§ **WORK TO BE COMPLETED**:
Quote the entries in full, character for character, without their images.
* begin EXCERPTED RECORDS *
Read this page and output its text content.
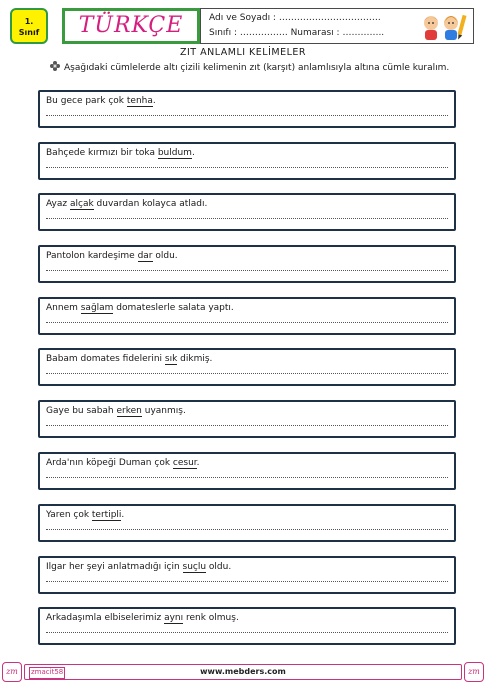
1.
Sınıf	TÜRKÇE	Adı ve Soyadı : …………………………….
Sınıfı : ……………. Numarası : …………..
ZIT ANLAMLI KELİMELER
Aşağıdaki cümlelerde altı çizili kelimenin zıt (karşıt) anlamlısıyla altına cümle kuralım.
Bu gece park çok tenha.
Bahçede kırmızı bir toka buldum.
Ayaz alçak duvardan kolayca atladı.
Pantolon kardeşime dar oldu.
Annem sağlam domateslerle salata yaptı.
Babam domates fidelerini sık dikmiş.
Gaye bu sabah erken uyanmış.
Arda'nın köpeği Duman çok cesur.
Yaren çok tertipli.
Ilgar her şeyi anlatmadığı için suçlu oldu.
Arkadaşımla elbiselerimiz aynı renk olmuş.
zm	zmacit58	www.mebders.com	zm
* end EXCERPTED RECORDS *
§ **OUTPUT OF THE EXERCISE**:
Read this page and output its text content.
1.
Sınıf	TÜRKÇE	Adı ve Soyadı : …………………………….
Sınıfı : ……………. Numarası : …………..
ZIT ANLAMLI KELİMELER
Aşağıdaki cümlelerde altı çizili kelimenin zıt (karşıt) anlamlısıyla altına cümle kuralım.
Bu gece park çok tenha.
Bahçede kırmızı bir toka buldum.
Ayaz alçak duvardan kolayca atladı.
Pantolon kardeşime dar oldu.
Annem sağlam domateslerle salata yaptı.
Babam domates fidelerini sık dikmiş.
Gaye bu sabah erken uyanmış.
Arda'nın köpeği Duman çok cesur.
Yaren çok tertipli.
Ilgar her şeyi anlatmadığı için suçlu oldu.
Arkadaşımla elbiselerimiz aynı renk olmuş.
zm	zmacit58	www.mebders.com	zm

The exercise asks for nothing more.